• **Data for this exercise**:
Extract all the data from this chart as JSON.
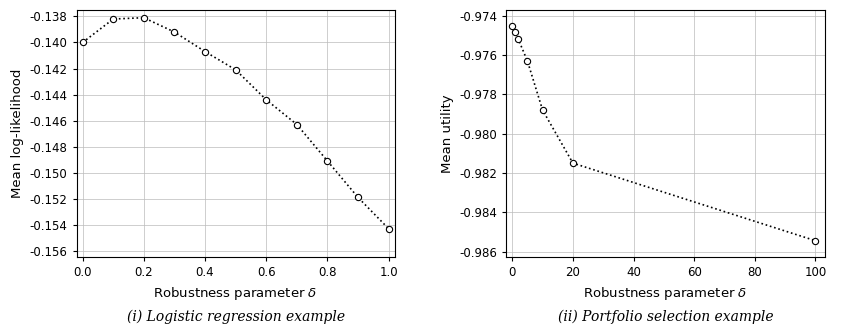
{
  "left": {
    "x": [
      0,
      0.1,
      0.2,
      0.3,
      0.4,
      0.5,
      0.6,
      0.7,
      0.8,
      0.9,
      1.0
    ],
    "y": [
      -0.14,
      -0.1382,
      -0.1381,
      -0.1392,
      -0.1407,
      -0.1421,
      -0.1444,
      -0.1463,
      -0.1491,
      -0.1519,
      -0.1543
    ],
    "xlabel": "Robustness parameter $\\delta$",
    "ylabel": "Mean log-likelihood",
    "xlim": [
      -0.02,
      1.02
    ],
    "ylim": [
      -0.1565,
      -0.1375
    ],
    "yticks": [
      -0.138,
      -0.14,
      -0.142,
      -0.144,
      -0.146,
      -0.148,
      -0.15,
      -0.152,
      -0.154,
      -0.156
    ],
    "xticks": [
      0,
      0.2,
      0.4,
      0.6,
      0.8,
      1.0
    ],
    "caption": "(i) Logistic regression example"
  },
  "right": {
    "x": [
      0,
      1,
      2,
      5,
      10,
      20,
      100
    ],
    "y": [
      -0.9745,
      -0.9748,
      -0.9752,
      -0.9763,
      -0.9788,
      -0.9815,
      -0.98545
    ],
    "xlabel": "Robustness parameter $\\delta$",
    "ylabel": "Mean utility",
    "xlim": [
      -2,
      103
    ],
    "ylim": [
      -0.9863,
      -0.9737
    ],
    "yticks": [
      -0.974,
      -0.976,
      -0.978,
      -0.98,
      -0.982,
      -0.984,
      -0.986
    ],
    "xticks": [
      0,
      20,
      40,
      60,
      80,
      100
    ],
    "caption": "(ii) Portfolio selection example"
  },
  "line_color": "#000000",
  "marker": "o",
  "markersize": 4.5,
  "linestyle": "dotted",
  "linewidth": 1.2,
  "background_color": "#ffffff",
  "grid_color": "#bbbbbb",
  "caption_fontsize": 10,
  "label_fontsize": 9.5,
  "tick_fontsize": 8.5
}
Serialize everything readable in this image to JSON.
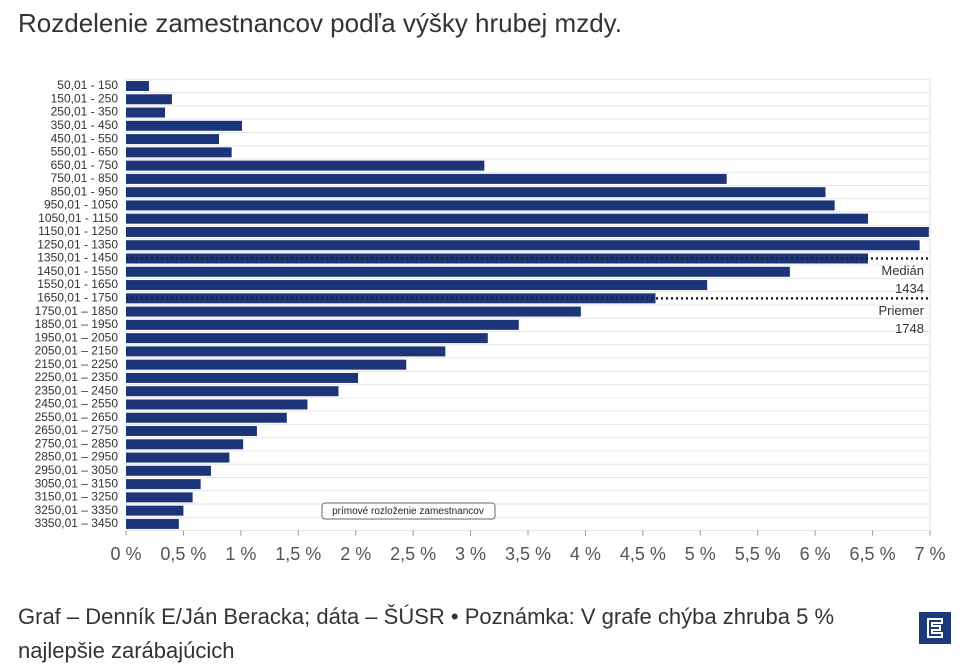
{
  "chart_data": {
    "type": "bar",
    "orientation": "horizontal",
    "title": "Rozdelenie zamestnancov podľa výšky hrubej mzdy.",
    "footer": "Graf – Denník E/Ján Beracka; dáta – ŠÚSR • Poznámka: V grafe chýba zhruba 5 % najlepšie zarábajúcich",
    "categories": [
      "50,01 - 150",
      "150,01 - 250",
      "250,01 - 350",
      "350,01 - 450",
      "450,01 - 550",
      "550,01 - 650",
      "650,01 - 750",
      "750,01 - 850",
      "850,01 - 950",
      "950,01 - 1050",
      "1050,01 - 1150",
      "1150,01 - 1250",
      "1250,01 - 1350",
      "1350,01 - 1450",
      "1450,01 - 1550",
      "1550,01 - 1650",
      "1650,01 - 1750",
      "1750,01 – 1850",
      "1850,01 – 1950",
      "1950,01 – 2050",
      "2050,01 – 2150",
      "2150,01 – 2250",
      "2250,01 – 2350",
      "2350,01 – 2450",
      "2450,01 – 2550",
      "2550,01 – 2650",
      "2650,01 – 2750",
      "2750,01 – 2850",
      "2850,01 – 2950",
      "2950,01 – 3050",
      "3050,01 – 3150",
      "3150,01 – 3250",
      "3250,01 – 3350",
      "3350,01 – 3450"
    ],
    "series": [
      {
        "name": "prímové rozloženie zamestnancov",
        "color": "#1c3578",
        "values": [
          0.2,
          0.4,
          0.34,
          1.01,
          0.81,
          0.92,
          3.12,
          5.23,
          6.09,
          6.17,
          6.46,
          6.99,
          6.91,
          6.46,
          5.78,
          5.06,
          4.61,
          3.96,
          3.42,
          3.15,
          2.78,
          2.44,
          2.02,
          1.85,
          1.58,
          1.4,
          1.14,
          1.02,
          0.9,
          0.74,
          0.65,
          0.58,
          0.5,
          0.46
        ]
      }
    ],
    "xlim": [
      0,
      7
    ],
    "xticks": [
      {
        "value": 0,
        "label": "0 %"
      },
      {
        "value": 0.5,
        "label": "0,5 %"
      },
      {
        "value": 1,
        "label": "1 %"
      },
      {
        "value": 1.5,
        "label": "1,5 %"
      },
      {
        "value": 2,
        "label": "2 %"
      },
      {
        "value": 2.5,
        "label": "2,5 %"
      },
      {
        "value": 3,
        "label": "3 %"
      },
      {
        "value": 3.5,
        "label": "3,5 %"
      },
      {
        "value": 4,
        "label": "4 %"
      },
      {
        "value": 4.5,
        "label": "4,5 %"
      },
      {
        "value": 5,
        "label": "5 %"
      },
      {
        "value": 5.5,
        "label": "5,5 %"
      },
      {
        "value": 6,
        "label": "6 %"
      },
      {
        "value": 6.5,
        "label": "6,5 %"
      },
      {
        "value": 7,
        "label": "7 %"
      }
    ],
    "reference_lines": [
      {
        "label": "Medián",
        "value": 1434
      },
      {
        "label": "Priemer",
        "value": 1748
      }
    ]
  }
}
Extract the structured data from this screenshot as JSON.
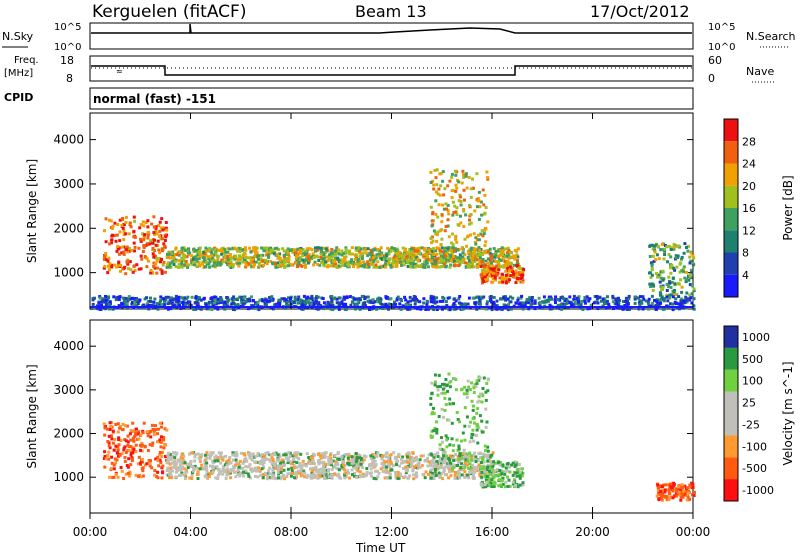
{
  "header": {
    "title": "Kerguelen (fitACF)",
    "beam": "Beam 13",
    "date": "17/Oct/2012"
  },
  "strips": {
    "nsky_label": "N.Sky",
    "nsearch_label": "N.Search",
    "freq_label_line1": "Freq.",
    "freq_label_line2": "[MHz]",
    "nave_label": "Nave",
    "cpid_label": "CPID",
    "cpid_value": "normal (fast) -151",
    "nsky_ticks": [
      "10^5",
      "10^0"
    ],
    "nsearch_ticks": [
      "10^5",
      "10^0"
    ],
    "freq_ticks": [
      "18",
      "8"
    ],
    "nave_ticks": [
      "60",
      "0"
    ]
  },
  "colors": {
    "power_scale": [
      "#1a1aff",
      "#2040b0",
      "#208070",
      "#40a060",
      "#a0c020",
      "#f0a000",
      "#f06010",
      "#ee1010"
    ],
    "velocity_scale": [
      "#ff1010",
      "#ff5a10",
      "#ff9a30",
      "#c0c0b8",
      "#c0c0b8",
      "#70d040",
      "#2a9a40",
      "#2030a0"
    ]
  },
  "chart_data": [
    {
      "type": "heatmap",
      "title": "Power",
      "xlabel": "Time UT",
      "ylabel": "Slant Range [km]",
      "x_ticks": [
        "00:00",
        "04:00",
        "08:00",
        "12:00",
        "16:00",
        "20:00",
        "00:00"
      ],
      "y_ticks": [
        "1000",
        "2000",
        "3000",
        "4000"
      ],
      "ylim": [
        180,
        4600
      ],
      "colorbar_label": "Power [dB]",
      "colorbar_ticks": [
        "4",
        "8",
        "12",
        "16",
        "20",
        "24",
        "28"
      ],
      "colorbar_range": [
        0,
        32
      ],
      "features": [
        {
          "name": "early-patch",
          "t": [
            0.5,
            3.0
          ],
          "range": [
            1000,
            2300
          ],
          "level": 26
        },
        {
          "name": "main-band",
          "t": [
            3.0,
            17.0
          ],
          "range_start": [
            1400,
            1100
          ],
          "range_end": [
            1400,
            900
          ],
          "level": 18
        },
        {
          "name": "plume",
          "t": [
            13.5,
            15.8
          ],
          "range": [
            1200,
            3400
          ],
          "level": 20
        },
        {
          "name": "late-echo",
          "t": [
            15.5,
            17.2
          ],
          "range": [
            800,
            1200
          ],
          "level": 26
        },
        {
          "name": "evening-echo",
          "t": [
            22.2,
            24.0
          ],
          "range": [
            500,
            1700
          ],
          "level": 14
        },
        {
          "name": "ground-scatter-floor",
          "t": [
            0,
            24
          ],
          "range": [
            200,
            500
          ],
          "level": 6
        }
      ]
    },
    {
      "type": "heatmap",
      "title": "Velocity",
      "xlabel": "Time UT",
      "ylabel": "Slant Range [km]",
      "x_ticks": [
        "00:00",
        "04:00",
        "08:00",
        "12:00",
        "16:00",
        "20:00",
        "00:00"
      ],
      "y_ticks": [
        "1000",
        "2000",
        "3000",
        "4000"
      ],
      "ylim": [
        180,
        4600
      ],
      "colorbar_label": "Velocity [m s^-1]",
      "colorbar_ticks": [
        "1000",
        "500",
        "100",
        "25",
        "-25",
        "-100",
        "-500",
        "-1000"
      ],
      "features": [
        {
          "name": "early-patch",
          "t": [
            0.5,
            3.0
          ],
          "range": [
            1000,
            2300
          ],
          "velocity": -500
        },
        {
          "name": "main-band",
          "t": [
            3.0,
            16.0
          ],
          "range": [
            1000,
            1600
          ],
          "velocity": 0
        },
        {
          "name": "plume",
          "t": [
            13.5,
            15.8
          ],
          "range": [
            1200,
            3400
          ],
          "velocity": 100
        },
        {
          "name": "late-echo",
          "t": [
            15.5,
            17.2
          ],
          "range": [
            800,
            1400
          ],
          "velocity": 100
        },
        {
          "name": "evening-echo",
          "t": [
            22.5,
            24.0
          ],
          "range": [
            500,
            900
          ],
          "velocity": -500
        }
      ]
    }
  ]
}
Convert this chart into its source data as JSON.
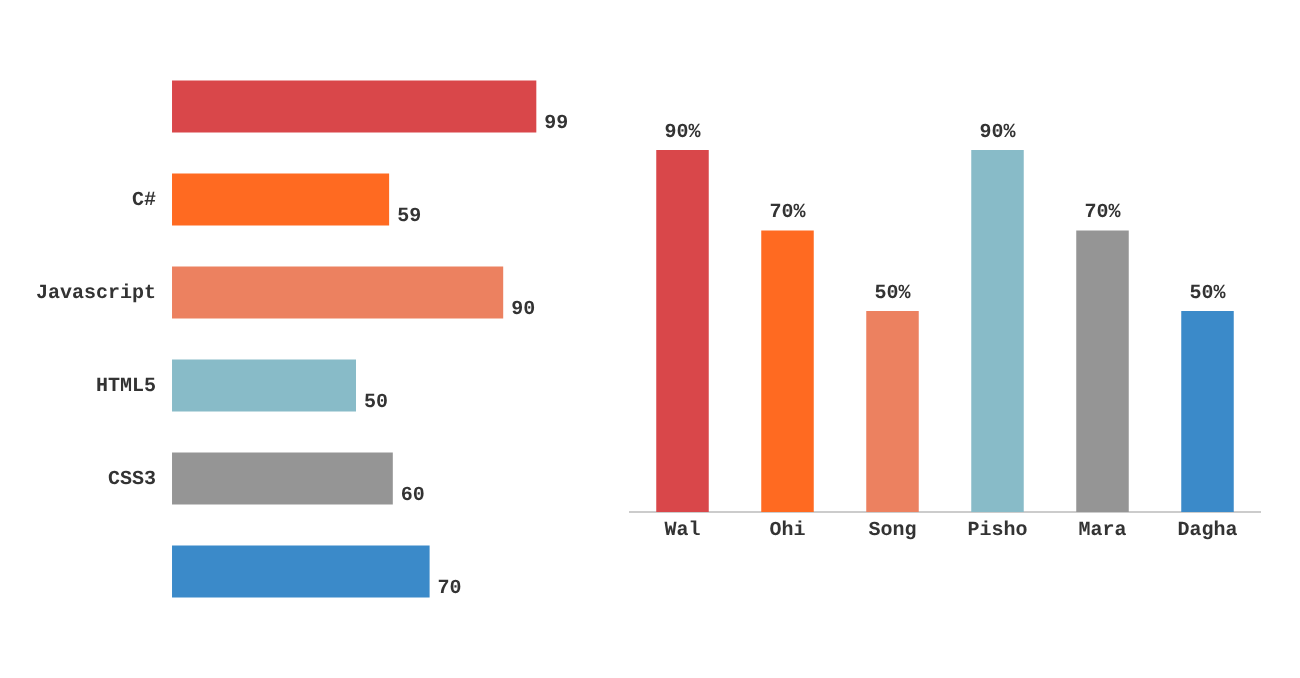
{
  "chart_data": [
    {
      "type": "bar",
      "orientation": "horizontal",
      "categories": [
        null,
        "C#",
        "Javascript",
        "HTML5",
        "CSS3",
        null
      ],
      "values": [
        99,
        59,
        90,
        50,
        60,
        70
      ],
      "colors": [
        "#d9474a",
        "#ff6a21",
        "#ec8160",
        "#88bbc8",
        "#959595",
        "#3b8ac9"
      ],
      "data_labels": true,
      "tick_labels": "y"
    },
    {
      "type": "bar",
      "categories": [
        "Wal",
        "Ohi",
        "Song",
        "Pisho",
        "Mara",
        "Dagha"
      ],
      "values": [
        90,
        70,
        50,
        90,
        70,
        50
      ],
      "colors": [
        "#d9474a",
        "#ff6a21",
        "#ec8160",
        "#88bbc8",
        "#959595",
        "#3b8ac9"
      ],
      "value_labels": [
        "90%",
        "70%",
        "50%",
        "90%",
        "70%",
        "50%"
      ],
      "tick_labels": "x"
    }
  ]
}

• **Exercise requirements**:
From the data above, copy each line that holds "Extract".

• **Finished answer**:
Extract all the data from this chart as JSON.
Extract the structured data from this screenshot as JSON.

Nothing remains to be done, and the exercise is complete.